Repeat the whole listing exactly.
"""
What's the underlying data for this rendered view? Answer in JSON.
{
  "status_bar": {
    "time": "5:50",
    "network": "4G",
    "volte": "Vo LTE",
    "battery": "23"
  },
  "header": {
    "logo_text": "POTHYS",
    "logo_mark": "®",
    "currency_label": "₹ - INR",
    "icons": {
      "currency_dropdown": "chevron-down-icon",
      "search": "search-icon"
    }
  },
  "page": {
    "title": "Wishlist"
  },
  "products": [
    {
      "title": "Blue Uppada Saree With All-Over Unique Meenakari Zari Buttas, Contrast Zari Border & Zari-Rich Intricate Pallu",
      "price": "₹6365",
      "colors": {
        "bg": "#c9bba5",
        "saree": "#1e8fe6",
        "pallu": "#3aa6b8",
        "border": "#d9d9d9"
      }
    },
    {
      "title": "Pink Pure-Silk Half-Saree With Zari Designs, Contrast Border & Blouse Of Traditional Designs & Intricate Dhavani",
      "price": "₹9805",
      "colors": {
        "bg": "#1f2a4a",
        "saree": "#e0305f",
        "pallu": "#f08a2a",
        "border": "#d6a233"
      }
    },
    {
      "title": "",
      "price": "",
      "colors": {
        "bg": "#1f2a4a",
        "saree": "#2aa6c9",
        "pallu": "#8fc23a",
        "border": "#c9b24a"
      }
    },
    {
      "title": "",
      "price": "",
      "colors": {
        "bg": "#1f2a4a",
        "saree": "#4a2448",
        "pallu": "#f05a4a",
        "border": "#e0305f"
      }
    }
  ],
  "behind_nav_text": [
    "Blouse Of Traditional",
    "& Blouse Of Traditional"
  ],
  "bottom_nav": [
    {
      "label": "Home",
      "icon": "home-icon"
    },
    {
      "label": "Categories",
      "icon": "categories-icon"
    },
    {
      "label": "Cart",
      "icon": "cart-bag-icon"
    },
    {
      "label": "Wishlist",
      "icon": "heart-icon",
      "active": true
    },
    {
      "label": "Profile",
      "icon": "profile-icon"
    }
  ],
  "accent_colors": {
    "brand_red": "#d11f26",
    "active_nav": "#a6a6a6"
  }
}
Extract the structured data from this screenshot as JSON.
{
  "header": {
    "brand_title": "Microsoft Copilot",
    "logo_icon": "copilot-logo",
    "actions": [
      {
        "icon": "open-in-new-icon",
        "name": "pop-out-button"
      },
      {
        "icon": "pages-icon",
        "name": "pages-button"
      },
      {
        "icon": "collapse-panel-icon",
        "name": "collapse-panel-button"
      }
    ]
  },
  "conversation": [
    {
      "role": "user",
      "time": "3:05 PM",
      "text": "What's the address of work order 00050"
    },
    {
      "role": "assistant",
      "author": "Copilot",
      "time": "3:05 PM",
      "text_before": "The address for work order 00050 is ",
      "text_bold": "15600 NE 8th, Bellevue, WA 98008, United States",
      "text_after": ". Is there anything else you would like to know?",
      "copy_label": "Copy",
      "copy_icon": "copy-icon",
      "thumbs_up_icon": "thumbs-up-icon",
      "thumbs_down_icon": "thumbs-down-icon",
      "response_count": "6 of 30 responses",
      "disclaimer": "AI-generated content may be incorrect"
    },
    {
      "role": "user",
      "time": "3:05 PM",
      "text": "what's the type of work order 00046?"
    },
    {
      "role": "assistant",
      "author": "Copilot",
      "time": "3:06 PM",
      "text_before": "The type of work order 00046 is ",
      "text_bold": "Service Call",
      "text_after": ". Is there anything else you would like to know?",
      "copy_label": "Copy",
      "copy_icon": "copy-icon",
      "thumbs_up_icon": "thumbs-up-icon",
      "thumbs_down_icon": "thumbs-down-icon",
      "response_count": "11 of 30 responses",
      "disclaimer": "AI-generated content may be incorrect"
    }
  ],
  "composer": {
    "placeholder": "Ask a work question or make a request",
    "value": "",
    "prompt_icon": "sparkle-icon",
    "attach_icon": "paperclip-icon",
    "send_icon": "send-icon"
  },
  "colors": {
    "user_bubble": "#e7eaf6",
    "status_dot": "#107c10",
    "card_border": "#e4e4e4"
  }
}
"""
COMPLETED EXERCISE:
What's the underlying data for this rendered view? Answer in JSON.
{
  "status_bar": {
    "time": "5:50",
    "network": "4G",
    "volte": "Vo LTE",
    "battery": "23"
  },
  "header": {
    "logo_text": "POTHYS",
    "logo_mark": "®",
    "currency_label": "₹ - INR",
    "icons": {
      "currency_dropdown": "chevron-down-icon",
      "search": "search-icon"
    }
  },
  "page": {
    "title": "Wishlist"
  },
  "products": [
    {
      "title": "Blue Uppada Saree With All-Over Unique Meenakari Zari Buttas, Contrast Zari Border & Zari-Rich Intricate Pallu",
      "price": "₹6365",
      "colors": {
        "bg": "#c9bba5",
        "saree": "#1e8fe6",
        "pallu": "#3aa6b8",
        "border": "#d9d9d9"
      }
    },
    {
      "title": "Pink Pure-Silk Half-Saree With Zari Designs, Contrast Border & Blouse Of Traditional Designs & Intricate Dhavani",
      "price": "₹9805",
      "colors": {
        "bg": "#1f2a4a",
        "saree": "#e0305f",
        "pallu": "#f08a2a",
        "border": "#d6a233"
      }
    },
    {
      "title": "",
      "price": "",
      "colors": {
        "bg": "#1f2a4a",
        "saree": "#2aa6c9",
        "pallu": "#8fc23a",
        "border": "#c9b24a"
      }
    },
    {
      "title": "",
      "price": "",
      "colors": {
        "bg": "#1f2a4a",
        "saree": "#4a2448",
        "pallu": "#f05a4a",
        "border": "#e0305f"
      }
    }
  ],
  "behind_nav_text": [
    "Blouse Of Traditional",
    "& Blouse Of Traditional"
  ],
  "bottom_nav": [
    {
      "label": "Home",
      "icon": "home-icon"
    },
    {
      "label": "Categories",
      "icon": "categories-icon"
    },
    {
      "label": "Cart",
      "icon": "cart-bag-icon"
    },
    {
      "label": "Wishlist",
      "icon": "heart-icon",
      "active": true
    },
    {
      "label": "Profile",
      "icon": "profile-icon"
    }
  ],
  "accent_colors": {
    "brand_red": "#d11f26",
    "active_nav": "#a6a6a6"
  }
}
Extract the structured data from this screenshot as JSON.
{
  "header": {
    "brand_title": "Microsoft Copilot",
    "logo_icon": "copilot-logo",
    "actions": [
      {
        "icon": "open-in-new-icon",
        "name": "pop-out-button"
      },
      {
        "icon": "pages-icon",
        "name": "pages-button"
      },
      {
        "icon": "collapse-panel-icon",
        "name": "collapse-panel-button"
      }
    ]
  },
  "conversation": [
    {
      "role": "user",
      "time": "3:05 PM",
      "text": "What's the address of work order 00050"
    },
    {
      "role": "assistant",
      "author": "Copilot",
      "time": "3:05 PM",
      "text_before": "The address for work order 00050 is ",
      "text_bold": "15600 NE 8th, Bellevue, WA 98008, United States",
      "text_after": ". Is there anything else you would like to know?",
      "copy_label": "Copy",
      "copy_icon": "copy-icon",
      "thumbs_up_icon": "thumbs-up-icon",
      "thumbs_down_icon": "thumbs-down-icon",
      "response_count": "6 of 30 responses",
      "disclaimer": "AI-generated content may be incorrect"
    },
    {
      "role": "user",
      "time": "3:05 PM",
      "text": "what's the type of work order 00046?"
    },
    {
      "role": "assistant",
      "author": "Copilot",
      "time": "3:06 PM",
      "text_before": "The type of work order 00046 is ",
      "text_bold": "Service Call",
      "text_after": ". Is there anything else you would like to know?",
      "copy_label": "Copy",
      "copy_icon": "copy-icon",
      "thumbs_up_icon": "thumbs-up-icon",
      "thumbs_down_icon": "thumbs-down-icon",
      "response_count": "11 of 30 responses",
      "disclaimer": "AI-generated content may be incorrect"
    }
  ],
  "composer": {
    "placeholder": "Ask a work question or make a request",
    "value": "",
    "prompt_icon": "sparkle-icon",
    "attach_icon": "paperclip-icon",
    "send_icon": "send-icon"
  },
  "colors": {
    "user_bubble": "#e7eaf6",
    "status_dot": "#107c10",
    "card_border": "#e4e4e4"
  }
}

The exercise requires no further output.